Source records =>

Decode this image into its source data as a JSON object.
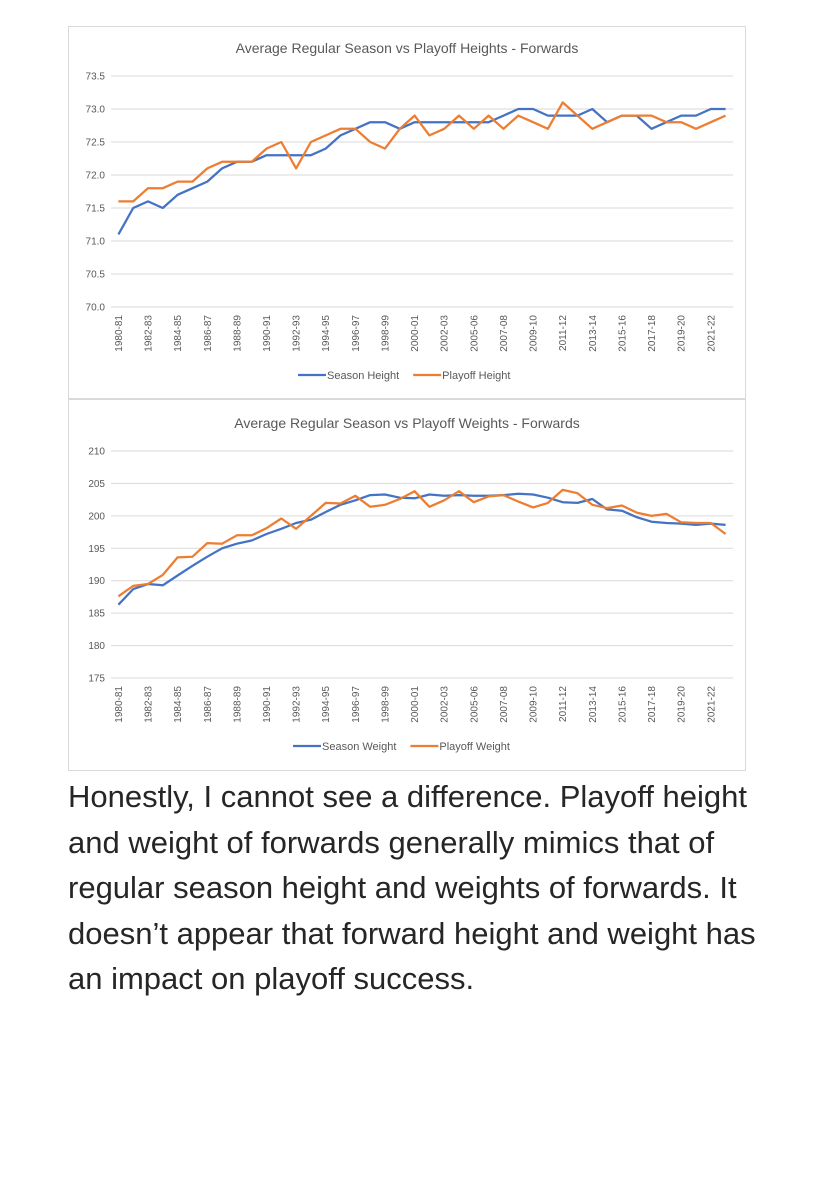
{
  "colors": {
    "season": "#4472c4",
    "playoff": "#ed7d31",
    "grid": "#d9d9d9",
    "text": "#595959"
  },
  "chart_data": [
    {
      "type": "line",
      "title": "Average Regular Season vs Playoff Heights - Forwards",
      "xlabel": "",
      "ylabel": "",
      "ylim": [
        70.0,
        73.5
      ],
      "yticks": [
        "73.5",
        "73.0",
        "72.5",
        "72.0",
        "71.5",
        "71.0",
        "70.5",
        "70.0"
      ],
      "grid": true,
      "legend_position": "bottom",
      "x": [
        "1980-81",
        "1981-82",
        "1982-83",
        "1983-84",
        "1984-85",
        "1985-86",
        "1986-87",
        "1987-88",
        "1988-89",
        "1989-90",
        "1990-91",
        "1991-92",
        "1992-93",
        "1993-94",
        "1994-95",
        "1995-96",
        "1996-97",
        "1997-98",
        "1998-99",
        "1999-00",
        "2000-01",
        "2001-02",
        "2002-03",
        "2003-04",
        "2005-06",
        "2006-07",
        "2007-08",
        "2008-09",
        "2009-10",
        "2010-11",
        "2011-12",
        "2012-13",
        "2013-14",
        "2014-15",
        "2015-16",
        "2016-17",
        "2017-18",
        "2018-19",
        "2019-20",
        "2020-21",
        "2021-22",
        "2022-23"
      ],
      "xtick_labels": [
        "1980-81",
        "1982-83",
        "1984-85",
        "1986-87",
        "1988-89",
        "1990-91",
        "1992-93",
        "1994-95",
        "1996-97",
        "1998-99",
        "2000-01",
        "2002-03",
        "2005-06",
        "2007-08",
        "2009-10",
        "2011-12",
        "2013-14",
        "2015-16",
        "2017-18",
        "2019-20",
        "2021-22"
      ],
      "series": [
        {
          "name": "Season Height",
          "values": [
            71.1,
            71.5,
            71.6,
            71.5,
            71.7,
            71.8,
            71.9,
            72.1,
            72.2,
            72.2,
            72.3,
            72.3,
            72.3,
            72.3,
            72.4,
            72.6,
            72.7,
            72.8,
            72.8,
            72.7,
            72.8,
            72.8,
            72.8,
            72.8,
            72.8,
            72.8,
            72.9,
            73.0,
            73.0,
            72.9,
            72.9,
            72.9,
            73.0,
            72.8,
            72.9,
            72.9,
            72.7,
            72.8,
            72.9,
            72.9,
            73.0,
            73.0
          ]
        },
        {
          "name": "Playoff Height",
          "values": [
            71.6,
            71.6,
            71.8,
            71.8,
            71.9,
            71.9,
            72.1,
            72.2,
            72.2,
            72.2,
            72.4,
            72.5,
            72.1,
            72.5,
            72.6,
            72.7,
            72.7,
            72.5,
            72.4,
            72.7,
            72.9,
            72.6,
            72.7,
            72.9,
            72.7,
            72.9,
            72.7,
            72.9,
            72.8,
            72.7,
            73.1,
            72.9,
            72.7,
            72.8,
            72.9,
            72.9,
            72.9,
            72.8,
            72.8,
            72.7,
            72.8,
            72.9
          ]
        }
      ]
    },
    {
      "type": "line",
      "title": "Average Regular Season vs Playoff Weights - Forwards",
      "xlabel": "",
      "ylabel": "",
      "ylim": [
        175,
        210
      ],
      "yticks": [
        "210",
        "205",
        "200",
        "195",
        "190",
        "185",
        "180",
        "175"
      ],
      "grid": true,
      "legend_position": "bottom",
      "x": [
        "1980-81",
        "1981-82",
        "1982-83",
        "1983-84",
        "1984-85",
        "1985-86",
        "1986-87",
        "1987-88",
        "1988-89",
        "1989-90",
        "1990-91",
        "1991-92",
        "1992-93",
        "1993-94",
        "1994-95",
        "1995-96",
        "1996-97",
        "1997-98",
        "1998-99",
        "1999-00",
        "2000-01",
        "2001-02",
        "2002-03",
        "2003-04",
        "2005-06",
        "2006-07",
        "2007-08",
        "2008-09",
        "2009-10",
        "2010-11",
        "2011-12",
        "2012-13",
        "2013-14",
        "2014-15",
        "2015-16",
        "2016-17",
        "2017-18",
        "2018-19",
        "2019-20",
        "2020-21",
        "2021-22",
        "2022-23"
      ],
      "xtick_labels": [
        "1980-81",
        "1982-83",
        "1984-85",
        "1986-87",
        "1988-89",
        "1990-91",
        "1992-93",
        "1994-95",
        "1996-97",
        "1998-99",
        "2000-01",
        "2002-03",
        "2005-06",
        "2007-08",
        "2009-10",
        "2011-12",
        "2013-14",
        "2015-16",
        "2017-18",
        "2019-20",
        "2021-22"
      ],
      "series": [
        {
          "name": "Season Weight",
          "values": [
            186.3,
            188.7,
            189.5,
            189.3,
            190.8,
            192.3,
            193.7,
            195.0,
            195.7,
            196.2,
            197.2,
            198.0,
            198.9,
            199.4,
            200.6,
            201.7,
            202.4,
            203.2,
            203.3,
            202.8,
            202.7,
            203.3,
            203.1,
            203.2,
            203.1,
            203.1,
            203.2,
            203.4,
            203.3,
            202.8,
            202.1,
            202.0,
            202.6,
            201.0,
            200.8,
            199.8,
            199.1,
            198.9,
            198.8,
            198.6,
            198.8,
            198.6
          ]
        },
        {
          "name": "Playoff Weight",
          "values": [
            187.6,
            189.2,
            189.5,
            190.9,
            193.6,
            193.7,
            195.8,
            195.7,
            197.0,
            197.0,
            198.1,
            199.6,
            198.0,
            200.0,
            202.0,
            201.9,
            203.1,
            201.4,
            201.7,
            202.6,
            203.8,
            201.4,
            202.4,
            203.8,
            202.1,
            203.0,
            203.2,
            202.2,
            201.3,
            202.0,
            204.0,
            203.5,
            201.7,
            201.2,
            201.6,
            200.5,
            200.0,
            200.3,
            199.0,
            198.9,
            198.9,
            197.2
          ]
        }
      ]
    }
  ],
  "caption": "Honestly, I cannot see a difference. Playoff height and weight of forwards generally mimics that of regular season height and weights of forwards. It doesn’t appear that forward height and weight has an impact on playoff success."
}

Work to be completed => Locate all lines in the listing above with the word "name". Copy them.

The completed task =>
          "name": "Season Height",
          "name": "Playoff Height",
          "name": "Season Weight",
          "name": "Playoff Weight",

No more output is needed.